** Start of TASK MATERIAL **

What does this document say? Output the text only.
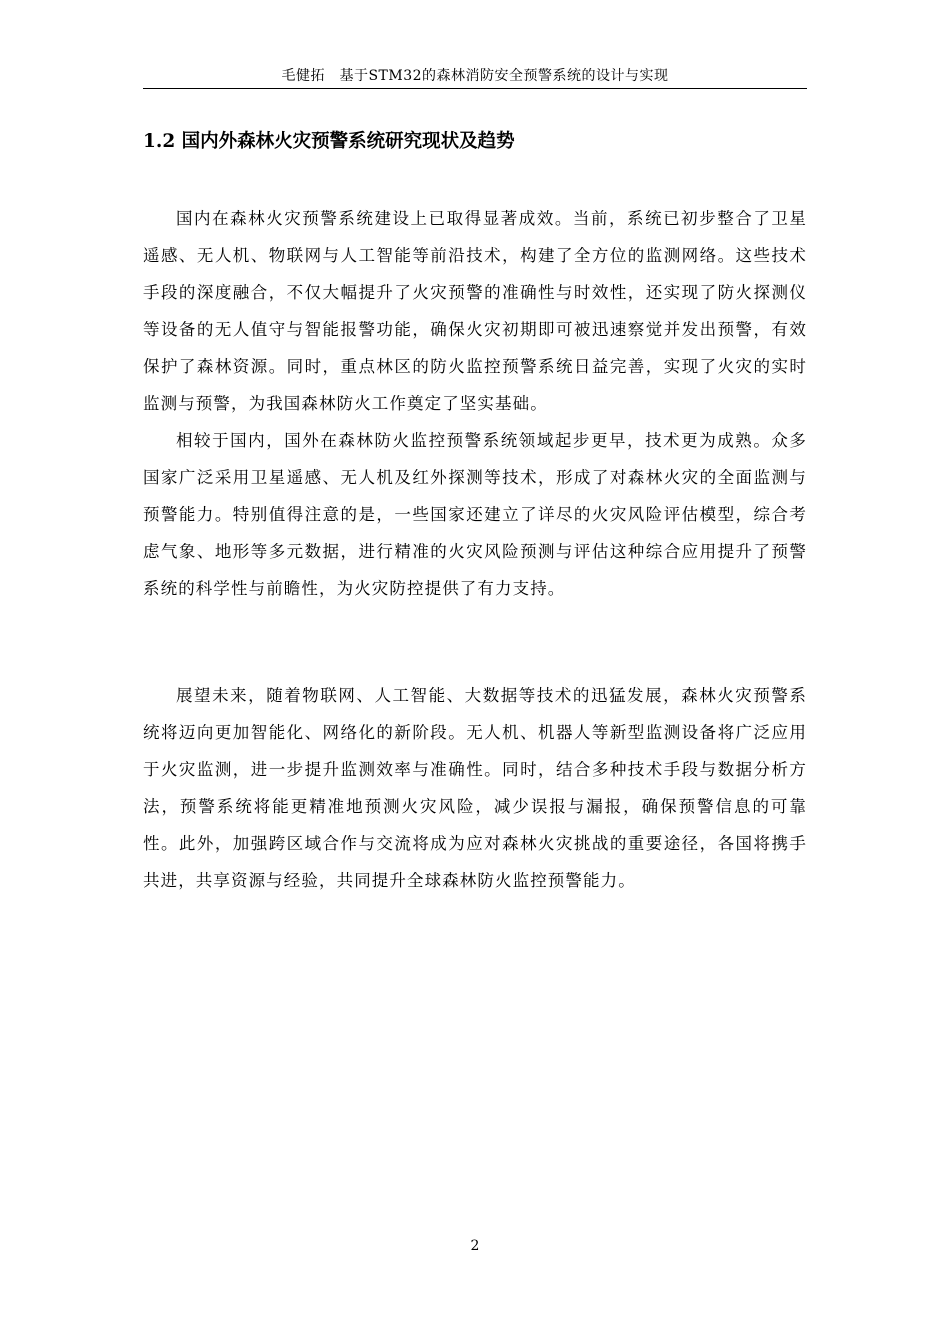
毛健拓　基于STM32的森林消防安全预警系统的设计与实现
1.2 国内外森林火灾预警系统研究现状及趋势

国内在森林火灾预警系统建设上已取得显著成效。当前，系统已初步整合了卫星遥感、无人机、物联网与人工智能等前沿技术，构建了全方位的监测网络。这些技术手段的深度融合，不仅大幅提升了火灾预警的准确性与时效性，还实现了防火探测仪等设备的无人值守与智能报警功能，确保火灾初期即可被迅速察觉并发出预警，有效保护了森林资源。同时，重点林区的防火监控预警系统日益完善，实现了火灾的实时监测与预警，为我国森林防火工作奠定了坚实基础。

相较于国内，国外在森林防火监控预警系统领域起步更早，技术更为成熟。众多国家广泛采用卫星遥感、无人机及红外探测等技术，形成了对森林火灾的全面监测与预警能力。特别值得注意的是，一些国家还建立了详尽的火灾风险评估模型，综合考虑气象、地形等多元数据，进行精准的火灾风险预测与评估这种综合应用提升了预警系统的科学性与前瞻性，为火灾防控提供了有力支持。

展望未来，随着物联网、人工智能、大数据等技术的迅猛发展，森林火灾预警系统将迈向更加智能化、网络化的新阶段。无人机、机器人等新型监测设备将广泛应用于火灾监测，进一步提升监测效率与准确性。同时，结合多种技术手段与数据分析方法，预警系统将能更精准地预测火灾风险，减少误报与漏报，确保预警信息的可靠性。此外，加强跨区域合作与交流将成为应对森林火灾挑战的重要途径，各国将携手共进，共享资源与经验，共同提升全球森林防火监控预警能力。

2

** End of TASK MATERIAL **

GIVEN TASK:
Pictures don't belong in the copy. Transcribe every record exactly as it appears.

RESULT FOR THIS EXERCISE:
What does this document say? Output the text only.
毛健拓　基于STM32的森林消防安全预警系统的设计与实现
1.2 国内外森林火灾预警系统研究现状及趋势

国内在森林火灾预警系统建设上已取得显著成效。当前，系统已初步整合了卫星遥感、无人机、物联网与人工智能等前沿技术，构建了全方位的监测网络。这些技术手段的深度融合，不仅大幅提升了火灾预警的准确性与时效性，还实现了防火探测仪等设备的无人值守与智能报警功能，确保火灾初期即可被迅速察觉并发出预警，有效保护了森林资源。同时，重点林区的防火监控预警系统日益完善，实现了火灾的实时监测与预警，为我国森林防火工作奠定了坚实基础。

相较于国内，国外在森林防火监控预警系统领域起步更早，技术更为成熟。众多国家广泛采用卫星遥感、无人机及红外探测等技术，形成了对森林火灾的全面监测与预警能力。特别值得注意的是，一些国家还建立了详尽的火灾风险评估模型，综合考虑气象、地形等多元数据，进行精准的火灾风险预测与评估这种综合应用提升了预警系统的科学性与前瞻性，为火灾防控提供了有力支持。

展望未来，随着物联网、人工智能、大数据等技术的迅猛发展，森林火灾预警系统将迈向更加智能化、网络化的新阶段。无人机、机器人等新型监测设备将广泛应用于火灾监测，进一步提升监测效率与准确性。同时，结合多种技术手段与数据分析方法，预警系统将能更精准地预测火灾风险，减少误报与漏报，确保预警信息的可靠性。此外，加强跨区域合作与交流将成为应对森林火灾挑战的重要途径，各国将携手共进，共享资源与经验，共同提升全球森林防火监控预警能力。

2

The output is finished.